§ Work to complete: Gather all lines in the entries below that include the word "JSON".

§ Data extract:
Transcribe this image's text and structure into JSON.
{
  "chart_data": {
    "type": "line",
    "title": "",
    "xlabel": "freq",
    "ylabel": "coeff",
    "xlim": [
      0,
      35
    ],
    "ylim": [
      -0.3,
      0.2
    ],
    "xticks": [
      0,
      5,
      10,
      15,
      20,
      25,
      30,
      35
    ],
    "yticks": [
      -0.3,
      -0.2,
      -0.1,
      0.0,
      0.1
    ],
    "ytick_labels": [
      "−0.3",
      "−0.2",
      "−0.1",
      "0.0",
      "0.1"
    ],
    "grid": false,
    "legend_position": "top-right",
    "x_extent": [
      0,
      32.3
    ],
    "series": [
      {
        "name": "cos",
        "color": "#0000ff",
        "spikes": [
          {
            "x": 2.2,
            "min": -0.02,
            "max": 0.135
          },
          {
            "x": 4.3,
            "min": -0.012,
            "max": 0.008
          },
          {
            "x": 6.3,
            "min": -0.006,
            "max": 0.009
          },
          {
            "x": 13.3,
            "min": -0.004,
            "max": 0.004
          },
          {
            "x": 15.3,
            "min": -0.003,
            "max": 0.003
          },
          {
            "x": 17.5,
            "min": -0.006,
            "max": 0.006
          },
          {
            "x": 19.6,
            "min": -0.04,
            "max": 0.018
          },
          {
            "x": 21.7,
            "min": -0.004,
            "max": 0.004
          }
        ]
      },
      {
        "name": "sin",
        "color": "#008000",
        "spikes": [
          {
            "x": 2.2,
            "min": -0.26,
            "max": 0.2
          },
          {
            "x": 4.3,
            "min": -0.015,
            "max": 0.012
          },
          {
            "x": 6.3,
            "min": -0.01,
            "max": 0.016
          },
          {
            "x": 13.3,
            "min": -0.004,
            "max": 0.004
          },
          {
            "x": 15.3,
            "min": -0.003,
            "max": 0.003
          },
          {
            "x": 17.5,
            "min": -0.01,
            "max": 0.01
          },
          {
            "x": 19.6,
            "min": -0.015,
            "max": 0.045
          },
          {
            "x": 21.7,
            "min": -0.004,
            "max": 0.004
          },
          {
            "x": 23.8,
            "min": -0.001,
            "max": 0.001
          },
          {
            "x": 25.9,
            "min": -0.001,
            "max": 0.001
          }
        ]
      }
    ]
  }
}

--

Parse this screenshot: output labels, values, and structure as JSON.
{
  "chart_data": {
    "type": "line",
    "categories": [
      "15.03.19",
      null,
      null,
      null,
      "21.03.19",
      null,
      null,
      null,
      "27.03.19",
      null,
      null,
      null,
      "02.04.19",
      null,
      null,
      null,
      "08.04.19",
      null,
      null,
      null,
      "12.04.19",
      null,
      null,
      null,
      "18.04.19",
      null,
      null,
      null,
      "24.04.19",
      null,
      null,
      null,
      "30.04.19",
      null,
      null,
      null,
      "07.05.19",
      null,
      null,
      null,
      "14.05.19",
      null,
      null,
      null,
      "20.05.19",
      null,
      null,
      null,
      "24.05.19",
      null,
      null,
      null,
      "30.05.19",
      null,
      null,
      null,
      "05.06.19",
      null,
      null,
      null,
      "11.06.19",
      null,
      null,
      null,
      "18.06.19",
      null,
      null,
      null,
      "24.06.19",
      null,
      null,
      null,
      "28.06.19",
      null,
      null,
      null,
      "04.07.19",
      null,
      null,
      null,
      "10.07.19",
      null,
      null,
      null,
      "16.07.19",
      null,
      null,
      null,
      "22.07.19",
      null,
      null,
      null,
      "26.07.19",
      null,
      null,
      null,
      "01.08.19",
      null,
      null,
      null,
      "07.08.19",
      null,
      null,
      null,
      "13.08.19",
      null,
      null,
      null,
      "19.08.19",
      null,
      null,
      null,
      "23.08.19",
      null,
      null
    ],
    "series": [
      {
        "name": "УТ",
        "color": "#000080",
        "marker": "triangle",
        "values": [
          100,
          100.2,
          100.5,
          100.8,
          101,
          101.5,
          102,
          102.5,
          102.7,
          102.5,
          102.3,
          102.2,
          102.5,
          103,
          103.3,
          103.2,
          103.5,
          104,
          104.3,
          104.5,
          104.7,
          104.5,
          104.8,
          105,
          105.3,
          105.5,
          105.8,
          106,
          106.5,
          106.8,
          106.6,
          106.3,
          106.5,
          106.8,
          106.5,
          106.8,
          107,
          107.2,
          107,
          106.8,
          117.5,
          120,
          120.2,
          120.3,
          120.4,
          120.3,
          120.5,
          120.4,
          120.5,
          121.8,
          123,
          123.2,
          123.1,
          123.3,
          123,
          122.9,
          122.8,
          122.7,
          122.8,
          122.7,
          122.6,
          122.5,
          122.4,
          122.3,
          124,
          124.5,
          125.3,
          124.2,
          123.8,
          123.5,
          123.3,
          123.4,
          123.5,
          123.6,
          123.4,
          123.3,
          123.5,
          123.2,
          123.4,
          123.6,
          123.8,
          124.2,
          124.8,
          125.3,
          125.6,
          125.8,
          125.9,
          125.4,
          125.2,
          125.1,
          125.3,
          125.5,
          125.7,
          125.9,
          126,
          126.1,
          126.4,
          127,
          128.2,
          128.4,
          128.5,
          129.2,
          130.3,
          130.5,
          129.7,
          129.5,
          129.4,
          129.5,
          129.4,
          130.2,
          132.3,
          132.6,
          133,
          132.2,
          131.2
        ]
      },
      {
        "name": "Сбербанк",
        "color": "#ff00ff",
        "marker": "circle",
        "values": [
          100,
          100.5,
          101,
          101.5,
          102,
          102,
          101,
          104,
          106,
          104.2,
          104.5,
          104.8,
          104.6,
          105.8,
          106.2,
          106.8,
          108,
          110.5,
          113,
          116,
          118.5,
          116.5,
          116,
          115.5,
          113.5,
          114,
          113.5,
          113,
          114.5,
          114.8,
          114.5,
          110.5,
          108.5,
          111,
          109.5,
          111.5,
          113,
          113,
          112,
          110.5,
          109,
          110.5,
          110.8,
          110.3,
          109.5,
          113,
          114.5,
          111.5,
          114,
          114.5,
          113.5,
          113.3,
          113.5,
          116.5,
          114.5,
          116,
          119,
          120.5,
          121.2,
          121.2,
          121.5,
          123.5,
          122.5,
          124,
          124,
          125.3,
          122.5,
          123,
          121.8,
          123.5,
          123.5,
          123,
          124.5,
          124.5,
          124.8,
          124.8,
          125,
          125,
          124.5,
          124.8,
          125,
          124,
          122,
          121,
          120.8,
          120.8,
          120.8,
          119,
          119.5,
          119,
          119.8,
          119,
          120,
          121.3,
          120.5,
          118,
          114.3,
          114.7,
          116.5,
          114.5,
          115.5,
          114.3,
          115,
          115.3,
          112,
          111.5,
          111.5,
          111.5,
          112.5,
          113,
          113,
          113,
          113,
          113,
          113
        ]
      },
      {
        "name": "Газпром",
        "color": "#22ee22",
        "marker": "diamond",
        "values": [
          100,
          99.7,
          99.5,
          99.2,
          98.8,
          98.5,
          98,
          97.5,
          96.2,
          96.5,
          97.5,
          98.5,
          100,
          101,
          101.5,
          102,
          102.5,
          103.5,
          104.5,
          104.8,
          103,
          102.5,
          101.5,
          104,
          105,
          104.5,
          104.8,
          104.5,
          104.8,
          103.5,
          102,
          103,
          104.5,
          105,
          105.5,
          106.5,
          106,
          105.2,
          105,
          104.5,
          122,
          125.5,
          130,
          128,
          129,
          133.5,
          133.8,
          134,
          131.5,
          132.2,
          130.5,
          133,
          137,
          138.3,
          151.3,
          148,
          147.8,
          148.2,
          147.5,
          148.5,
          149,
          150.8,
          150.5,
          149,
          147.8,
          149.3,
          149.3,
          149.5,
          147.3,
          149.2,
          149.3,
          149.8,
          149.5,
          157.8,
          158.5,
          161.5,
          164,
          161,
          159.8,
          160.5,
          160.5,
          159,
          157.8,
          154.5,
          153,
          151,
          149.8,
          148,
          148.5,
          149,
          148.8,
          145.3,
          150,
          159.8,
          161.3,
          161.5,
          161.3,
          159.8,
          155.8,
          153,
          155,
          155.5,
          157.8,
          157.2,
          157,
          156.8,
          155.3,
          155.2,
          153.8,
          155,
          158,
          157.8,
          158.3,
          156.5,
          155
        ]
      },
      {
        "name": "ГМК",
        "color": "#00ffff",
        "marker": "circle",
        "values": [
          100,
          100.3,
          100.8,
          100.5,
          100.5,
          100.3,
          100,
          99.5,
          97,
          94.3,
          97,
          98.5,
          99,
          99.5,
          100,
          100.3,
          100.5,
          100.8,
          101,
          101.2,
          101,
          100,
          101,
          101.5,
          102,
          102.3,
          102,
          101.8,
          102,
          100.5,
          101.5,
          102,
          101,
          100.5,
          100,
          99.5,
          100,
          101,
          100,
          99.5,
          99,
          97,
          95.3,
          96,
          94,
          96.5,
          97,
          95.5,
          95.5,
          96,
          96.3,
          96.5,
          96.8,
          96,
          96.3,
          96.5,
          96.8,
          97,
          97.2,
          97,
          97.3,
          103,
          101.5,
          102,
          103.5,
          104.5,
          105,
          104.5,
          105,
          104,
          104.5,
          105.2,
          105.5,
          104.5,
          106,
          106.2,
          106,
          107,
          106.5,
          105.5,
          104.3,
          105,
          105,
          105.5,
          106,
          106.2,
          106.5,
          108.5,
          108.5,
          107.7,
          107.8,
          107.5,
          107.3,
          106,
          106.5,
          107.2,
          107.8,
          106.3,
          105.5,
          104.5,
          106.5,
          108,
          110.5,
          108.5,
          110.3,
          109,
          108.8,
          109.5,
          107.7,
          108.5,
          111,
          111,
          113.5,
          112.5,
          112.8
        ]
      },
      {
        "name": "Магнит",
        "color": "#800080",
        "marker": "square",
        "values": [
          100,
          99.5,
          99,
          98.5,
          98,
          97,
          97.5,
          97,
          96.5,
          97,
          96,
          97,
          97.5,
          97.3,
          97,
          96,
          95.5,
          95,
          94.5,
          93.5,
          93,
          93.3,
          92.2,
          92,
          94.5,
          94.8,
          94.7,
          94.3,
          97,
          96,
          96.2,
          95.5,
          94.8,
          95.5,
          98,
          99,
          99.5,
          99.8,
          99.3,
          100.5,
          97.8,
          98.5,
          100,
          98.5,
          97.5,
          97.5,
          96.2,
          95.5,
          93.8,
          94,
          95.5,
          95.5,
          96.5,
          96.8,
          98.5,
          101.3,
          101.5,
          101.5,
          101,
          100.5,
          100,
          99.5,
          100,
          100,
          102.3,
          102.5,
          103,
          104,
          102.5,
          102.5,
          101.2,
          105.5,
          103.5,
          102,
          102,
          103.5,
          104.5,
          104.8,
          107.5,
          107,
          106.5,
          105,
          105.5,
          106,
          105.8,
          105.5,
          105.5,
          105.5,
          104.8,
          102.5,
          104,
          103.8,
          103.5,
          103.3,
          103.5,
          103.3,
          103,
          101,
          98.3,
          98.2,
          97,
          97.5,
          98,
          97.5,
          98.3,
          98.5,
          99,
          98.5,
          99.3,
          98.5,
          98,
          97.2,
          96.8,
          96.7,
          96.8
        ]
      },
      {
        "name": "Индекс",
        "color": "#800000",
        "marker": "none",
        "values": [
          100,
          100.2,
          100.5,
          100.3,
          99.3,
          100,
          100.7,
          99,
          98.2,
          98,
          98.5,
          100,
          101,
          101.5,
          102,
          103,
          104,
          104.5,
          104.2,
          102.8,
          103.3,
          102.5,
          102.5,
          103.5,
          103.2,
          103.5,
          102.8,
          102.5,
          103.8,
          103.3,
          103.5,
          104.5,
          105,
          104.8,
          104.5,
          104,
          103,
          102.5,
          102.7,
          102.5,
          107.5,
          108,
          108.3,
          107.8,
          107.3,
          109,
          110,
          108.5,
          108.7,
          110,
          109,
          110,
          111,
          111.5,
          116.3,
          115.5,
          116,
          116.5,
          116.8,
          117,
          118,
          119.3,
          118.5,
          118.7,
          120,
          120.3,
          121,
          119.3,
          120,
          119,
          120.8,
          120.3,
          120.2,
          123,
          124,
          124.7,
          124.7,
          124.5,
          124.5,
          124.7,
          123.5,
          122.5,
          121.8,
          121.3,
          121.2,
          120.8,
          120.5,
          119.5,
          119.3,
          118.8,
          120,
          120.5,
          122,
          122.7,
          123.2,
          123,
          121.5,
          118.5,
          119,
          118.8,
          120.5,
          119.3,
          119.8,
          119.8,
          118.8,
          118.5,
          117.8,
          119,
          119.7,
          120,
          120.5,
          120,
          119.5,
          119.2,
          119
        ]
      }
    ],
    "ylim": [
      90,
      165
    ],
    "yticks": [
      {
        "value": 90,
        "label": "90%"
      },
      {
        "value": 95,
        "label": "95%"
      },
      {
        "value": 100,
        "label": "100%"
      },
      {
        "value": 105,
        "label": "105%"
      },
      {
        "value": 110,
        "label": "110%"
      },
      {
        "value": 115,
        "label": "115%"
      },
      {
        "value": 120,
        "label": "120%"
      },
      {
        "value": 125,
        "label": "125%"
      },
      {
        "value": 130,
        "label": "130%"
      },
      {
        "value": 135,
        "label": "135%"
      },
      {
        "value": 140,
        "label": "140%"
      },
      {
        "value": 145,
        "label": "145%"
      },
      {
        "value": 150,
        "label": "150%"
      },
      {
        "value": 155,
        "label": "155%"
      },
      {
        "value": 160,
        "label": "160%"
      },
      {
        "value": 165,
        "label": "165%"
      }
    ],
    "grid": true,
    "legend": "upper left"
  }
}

§ Exercise solution:
Transcribe this image's text and structure into JSON.
Parse this screenshot: output labels, values, and structure as JSON.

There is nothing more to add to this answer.